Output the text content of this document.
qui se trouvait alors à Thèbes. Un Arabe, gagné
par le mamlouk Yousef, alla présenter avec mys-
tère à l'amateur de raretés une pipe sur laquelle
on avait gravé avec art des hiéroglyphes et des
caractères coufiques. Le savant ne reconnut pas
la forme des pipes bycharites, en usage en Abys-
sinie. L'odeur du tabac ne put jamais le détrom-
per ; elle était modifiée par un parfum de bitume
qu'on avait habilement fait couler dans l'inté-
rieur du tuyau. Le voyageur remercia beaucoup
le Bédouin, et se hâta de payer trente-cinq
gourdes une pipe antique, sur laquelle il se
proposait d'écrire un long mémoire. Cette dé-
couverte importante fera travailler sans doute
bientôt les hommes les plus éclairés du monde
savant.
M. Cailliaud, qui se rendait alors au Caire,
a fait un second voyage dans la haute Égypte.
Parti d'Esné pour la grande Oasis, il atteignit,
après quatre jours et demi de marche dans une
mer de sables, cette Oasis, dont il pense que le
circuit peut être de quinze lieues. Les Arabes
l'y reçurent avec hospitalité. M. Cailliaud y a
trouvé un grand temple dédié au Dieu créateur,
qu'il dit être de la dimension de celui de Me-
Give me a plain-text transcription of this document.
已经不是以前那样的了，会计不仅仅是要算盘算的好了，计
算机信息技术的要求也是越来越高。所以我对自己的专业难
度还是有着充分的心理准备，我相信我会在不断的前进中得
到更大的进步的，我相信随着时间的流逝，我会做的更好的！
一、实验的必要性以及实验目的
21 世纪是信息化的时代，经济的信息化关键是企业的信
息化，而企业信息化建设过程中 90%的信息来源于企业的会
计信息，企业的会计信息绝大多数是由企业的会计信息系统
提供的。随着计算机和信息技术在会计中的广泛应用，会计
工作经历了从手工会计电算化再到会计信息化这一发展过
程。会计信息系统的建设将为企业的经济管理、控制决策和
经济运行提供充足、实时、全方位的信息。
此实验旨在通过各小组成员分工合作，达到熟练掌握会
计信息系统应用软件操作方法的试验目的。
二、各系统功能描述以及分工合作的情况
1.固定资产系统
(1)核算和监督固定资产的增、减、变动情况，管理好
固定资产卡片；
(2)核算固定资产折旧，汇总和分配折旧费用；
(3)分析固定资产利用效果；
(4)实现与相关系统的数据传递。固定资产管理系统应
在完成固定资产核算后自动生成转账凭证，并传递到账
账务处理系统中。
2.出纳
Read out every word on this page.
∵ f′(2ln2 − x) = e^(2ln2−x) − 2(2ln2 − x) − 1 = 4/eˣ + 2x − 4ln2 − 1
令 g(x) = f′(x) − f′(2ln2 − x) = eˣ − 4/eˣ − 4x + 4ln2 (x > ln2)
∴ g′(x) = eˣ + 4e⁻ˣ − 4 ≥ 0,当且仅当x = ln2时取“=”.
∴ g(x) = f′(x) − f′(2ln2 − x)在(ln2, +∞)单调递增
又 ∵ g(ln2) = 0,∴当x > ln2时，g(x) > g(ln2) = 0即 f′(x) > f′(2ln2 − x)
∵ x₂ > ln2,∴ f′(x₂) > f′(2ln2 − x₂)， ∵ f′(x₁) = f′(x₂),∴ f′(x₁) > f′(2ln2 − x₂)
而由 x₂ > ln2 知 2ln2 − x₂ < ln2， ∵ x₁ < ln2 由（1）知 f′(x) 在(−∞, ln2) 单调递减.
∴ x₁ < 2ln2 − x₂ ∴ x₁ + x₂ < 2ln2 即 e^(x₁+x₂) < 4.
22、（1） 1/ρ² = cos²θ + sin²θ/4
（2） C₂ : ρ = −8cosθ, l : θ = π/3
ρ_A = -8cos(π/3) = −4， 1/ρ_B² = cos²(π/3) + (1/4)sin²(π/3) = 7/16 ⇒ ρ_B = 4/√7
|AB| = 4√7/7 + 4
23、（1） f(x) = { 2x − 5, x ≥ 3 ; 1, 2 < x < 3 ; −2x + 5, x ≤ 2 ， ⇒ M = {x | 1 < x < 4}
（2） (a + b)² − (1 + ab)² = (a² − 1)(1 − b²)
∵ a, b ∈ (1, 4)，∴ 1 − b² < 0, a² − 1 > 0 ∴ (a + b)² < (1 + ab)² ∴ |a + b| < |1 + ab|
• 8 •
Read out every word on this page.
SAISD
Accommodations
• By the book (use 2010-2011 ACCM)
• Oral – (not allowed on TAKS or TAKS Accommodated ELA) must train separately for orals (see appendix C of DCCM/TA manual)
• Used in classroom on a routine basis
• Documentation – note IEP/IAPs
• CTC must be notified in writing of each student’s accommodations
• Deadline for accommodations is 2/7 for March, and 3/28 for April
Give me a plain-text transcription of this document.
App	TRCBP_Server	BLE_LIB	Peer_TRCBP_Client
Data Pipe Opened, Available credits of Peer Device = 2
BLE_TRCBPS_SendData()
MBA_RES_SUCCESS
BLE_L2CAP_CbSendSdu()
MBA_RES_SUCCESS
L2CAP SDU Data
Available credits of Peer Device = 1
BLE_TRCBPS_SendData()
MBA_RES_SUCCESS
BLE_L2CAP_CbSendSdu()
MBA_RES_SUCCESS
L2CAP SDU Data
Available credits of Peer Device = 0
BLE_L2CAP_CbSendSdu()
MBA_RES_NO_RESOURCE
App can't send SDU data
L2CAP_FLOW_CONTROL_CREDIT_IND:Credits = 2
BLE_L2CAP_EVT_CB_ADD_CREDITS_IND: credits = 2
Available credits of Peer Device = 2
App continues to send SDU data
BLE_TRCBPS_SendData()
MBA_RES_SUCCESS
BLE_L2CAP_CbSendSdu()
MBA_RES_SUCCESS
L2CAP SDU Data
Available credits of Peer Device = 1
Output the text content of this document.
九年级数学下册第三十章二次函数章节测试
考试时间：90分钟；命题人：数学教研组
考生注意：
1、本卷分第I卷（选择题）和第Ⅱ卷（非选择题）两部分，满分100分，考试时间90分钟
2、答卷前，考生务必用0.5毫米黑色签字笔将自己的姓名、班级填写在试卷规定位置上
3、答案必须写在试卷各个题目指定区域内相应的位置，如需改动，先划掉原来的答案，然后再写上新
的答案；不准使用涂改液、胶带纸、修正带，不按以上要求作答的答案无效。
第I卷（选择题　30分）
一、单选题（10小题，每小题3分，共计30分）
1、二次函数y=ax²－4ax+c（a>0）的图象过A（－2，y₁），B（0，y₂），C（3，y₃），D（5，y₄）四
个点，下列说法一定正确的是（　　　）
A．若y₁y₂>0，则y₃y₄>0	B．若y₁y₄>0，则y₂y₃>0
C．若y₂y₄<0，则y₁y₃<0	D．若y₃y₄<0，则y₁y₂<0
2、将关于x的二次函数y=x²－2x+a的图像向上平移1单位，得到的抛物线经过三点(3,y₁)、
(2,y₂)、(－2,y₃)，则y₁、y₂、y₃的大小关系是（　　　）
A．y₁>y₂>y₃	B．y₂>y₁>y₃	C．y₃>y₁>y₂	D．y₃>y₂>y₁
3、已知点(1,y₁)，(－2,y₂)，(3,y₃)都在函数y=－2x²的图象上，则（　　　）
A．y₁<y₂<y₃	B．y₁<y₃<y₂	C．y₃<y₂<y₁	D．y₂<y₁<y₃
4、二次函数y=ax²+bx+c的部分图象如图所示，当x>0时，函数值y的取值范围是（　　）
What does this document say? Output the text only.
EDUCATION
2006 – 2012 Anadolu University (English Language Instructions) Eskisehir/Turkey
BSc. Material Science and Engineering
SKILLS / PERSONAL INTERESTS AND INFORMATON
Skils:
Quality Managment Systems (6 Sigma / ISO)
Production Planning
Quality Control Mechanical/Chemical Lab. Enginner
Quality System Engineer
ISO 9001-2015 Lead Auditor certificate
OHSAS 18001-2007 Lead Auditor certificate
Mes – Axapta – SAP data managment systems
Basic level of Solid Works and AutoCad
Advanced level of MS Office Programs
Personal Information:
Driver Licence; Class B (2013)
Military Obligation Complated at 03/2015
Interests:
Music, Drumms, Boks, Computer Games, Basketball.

Written request = Count how many lines hold the string "certificate" and give that number alone.

Response = 2